WRITTEN INSTRUCTION - Make a verbatim copy of the entries below; pictures stay out.

INFORMATION GIVEN -
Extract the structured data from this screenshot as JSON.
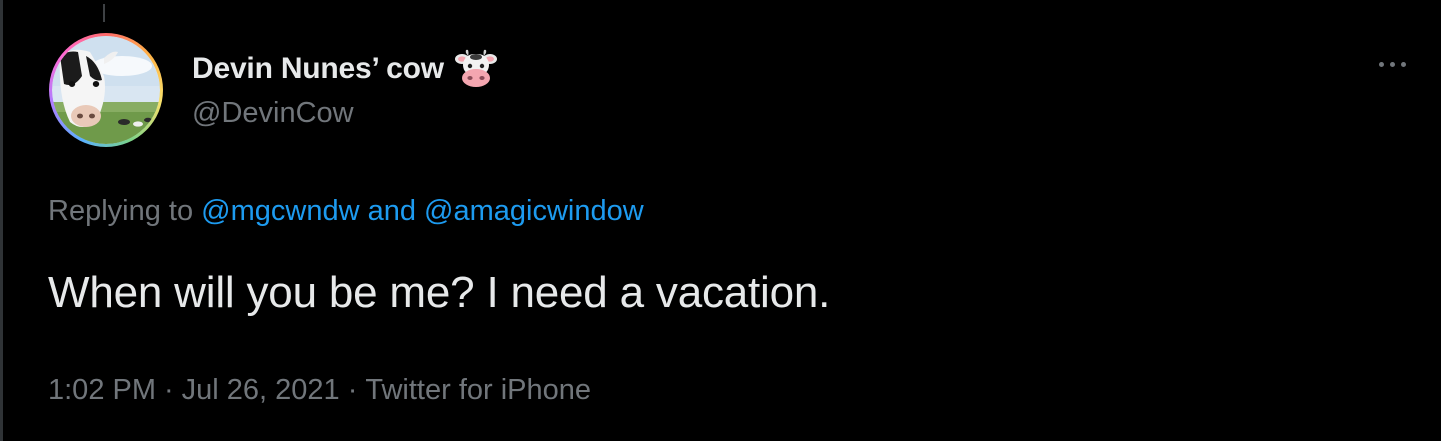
{
  "tweet": {
    "display_name": "Devin Nunes’ cow",
    "name_emoji_icon": "cow-face-icon",
    "handle": "@DevinCow",
    "reply": {
      "prefix": "Replying to",
      "mention_1": "@mgcwndw",
      "conjunction": "and",
      "mention_2": "@amagicwindow"
    },
    "text": "When will you be me? I need a vacation.",
    "time": "1:02 PM",
    "separator": "·",
    "date": "Jul 26, 2021",
    "source": "Twitter for iPhone",
    "more_icon": "more-horizontal-icon"
  },
  "colors": {
    "background": "#000000",
    "primary_text": "#e7e9ea",
    "secondary_text": "#71767b",
    "link": "#1d9bf0"
  }
}
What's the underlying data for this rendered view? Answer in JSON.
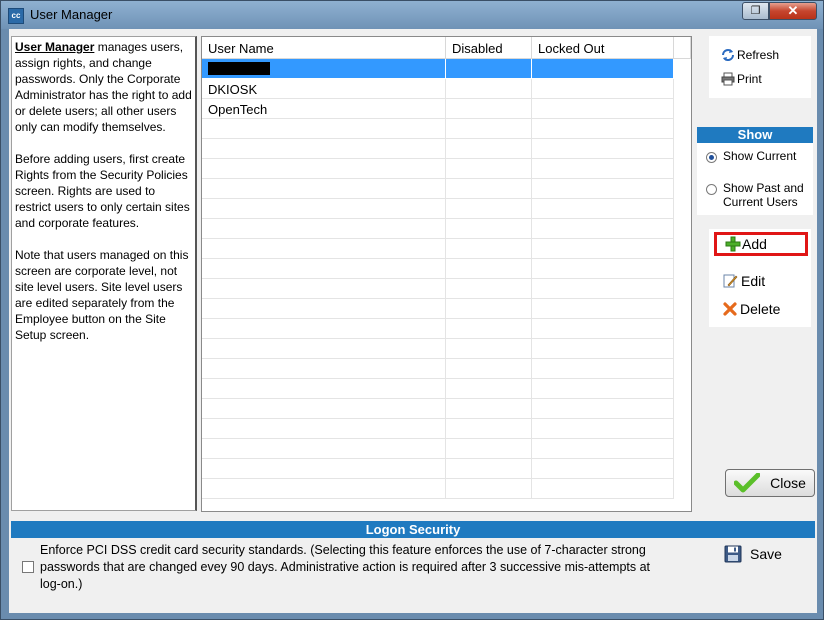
{
  "window": {
    "title": "User Manager",
    "app_icon_label": "cc",
    "restore_glyph": "❐",
    "close_glyph": "✕"
  },
  "help": {
    "title": "User Manager",
    "p1_rest": " manages users, assign rights, and change passwords.  Only the Corporate Administrator has the right to add or delete users; all other users only can modify themselves.",
    "p2": "Before adding users, first create Rights from the Security Policies screen.  Rights are used to restrict users to only certain sites and corporate features.",
    "p3": "Note that users managed on this screen are corporate level, not site level users. Site level users are edited separately from the Employee button on the Site Setup screen."
  },
  "grid": {
    "columns": [
      "User Name",
      "Disabled",
      "Locked Out"
    ],
    "rows": [
      {
        "user_name": "",
        "disabled": "",
        "locked_out": "",
        "redacted": true,
        "selected": true
      },
      {
        "user_name": "DKIOSK",
        "disabled": "",
        "locked_out": ""
      },
      {
        "user_name": "OpenTech",
        "disabled": "",
        "locked_out": ""
      }
    ]
  },
  "toolbar": {
    "refresh_label": "Refresh",
    "print_label": "Print"
  },
  "show": {
    "header": "Show",
    "option_current": "Show Current",
    "option_past_line1": "Show Past and",
    "option_past_line2": "Current Users",
    "selected": "current"
  },
  "actions": {
    "add_label": "Add",
    "edit_label": "Edit",
    "delete_label": "Delete",
    "close_label": "Close"
  },
  "logon": {
    "header": "Logon Security",
    "pci_text": "Enforce PCI DSS credit card security standards.  (Selecting this feature enforces the use of 7-character strong passwords that are changed evey 90 days.  Administrative action is required after 3 successive mis-attempts at log-on.)",
    "pci_checked": false,
    "save_label": "Save"
  },
  "colors": {
    "accent_blue": "#1f7ac0",
    "selection": "#3399ff",
    "highlight_red": "#e01616"
  }
}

TASK RESULT -
Extract the structured data from this screenshot as JSON.
{
  "tweet": {
    "display_name": "Devin Nunes’ cow",
    "name_emoji_icon": "cow-face-icon",
    "handle": "@DevinCow",
    "reply": {
      "prefix": "Replying to",
      "mention_1": "@mgcwndw",
      "conjunction": "and",
      "mention_2": "@amagicwindow"
    },
    "text": "When will you be me? I need a vacation.",
    "time": "1:02 PM",
    "separator": "·",
    "date": "Jul 26, 2021",
    "source": "Twitter for iPhone",
    "more_icon": "more-horizontal-icon"
  },
  "colors": {
    "background": "#000000",
    "primary_text": "#e7e9ea",
    "secondary_text": "#71767b",
    "link": "#1d9bf0"
  }
}
What's the underlying data for this rendered view? Answer in JSON.
{
  "window": {
    "title": "User Manager",
    "app_icon_label": "cc",
    "restore_glyph": "❐",
    "close_glyph": "✕"
  },
  "help": {
    "title": "User Manager",
    "p1_rest": " manages users, assign rights, and change passwords.  Only the Corporate Administrator has the right to add or delete users; all other users only can modify themselves.",
    "p2": "Before adding users, first create Rights from the Security Policies screen.  Rights are used to restrict users to only certain sites and corporate features.",
    "p3": "Note that users managed on this screen are corporate level, not site level users. Site level users are edited separately from the Employee button on the Site Setup screen."
  },
  "grid": {
    "columns": [
      "User Name",
      "Disabled",
      "Locked Out"
    ],
    "rows": [
      {
        "user_name": "",
        "disabled": "",
        "locked_out": "",
        "redacted": true,
        "selected": true
      },
      {
        "user_name": "DKIOSK",
        "disabled": "",
        "locked_out": ""
      },
      {
        "user_name": "OpenTech",
        "disabled": "",
        "locked_out": ""
      }
    ]
  },
  "toolbar": {
    "refresh_label": "Refresh",
    "print_label": "Print"
  },
  "show": {
    "header": "Show",
    "option_current": "Show Current",
    "option_past_line1": "Show Past and",
    "option_past_line2": "Current Users",
    "selected": "current"
  },
  "actions": {
    "add_label": "Add",
    "edit_label": "Edit",
    "delete_label": "Delete",
    "close_label": "Close"
  },
  "logon": {
    "header": "Logon Security",
    "pci_text": "Enforce PCI DSS credit card security standards.  (Selecting this feature enforces the use of 7-character strong passwords that are changed evey 90 days.  Administrative action is required after 3 successive mis-attempts at log-on.)",
    "pci_checked": false,
    "save_label": "Save"
  },
  "colors": {
    "accent_blue": "#1f7ac0",
    "selection": "#3399ff",
    "highlight_red": "#e01616"
  }
}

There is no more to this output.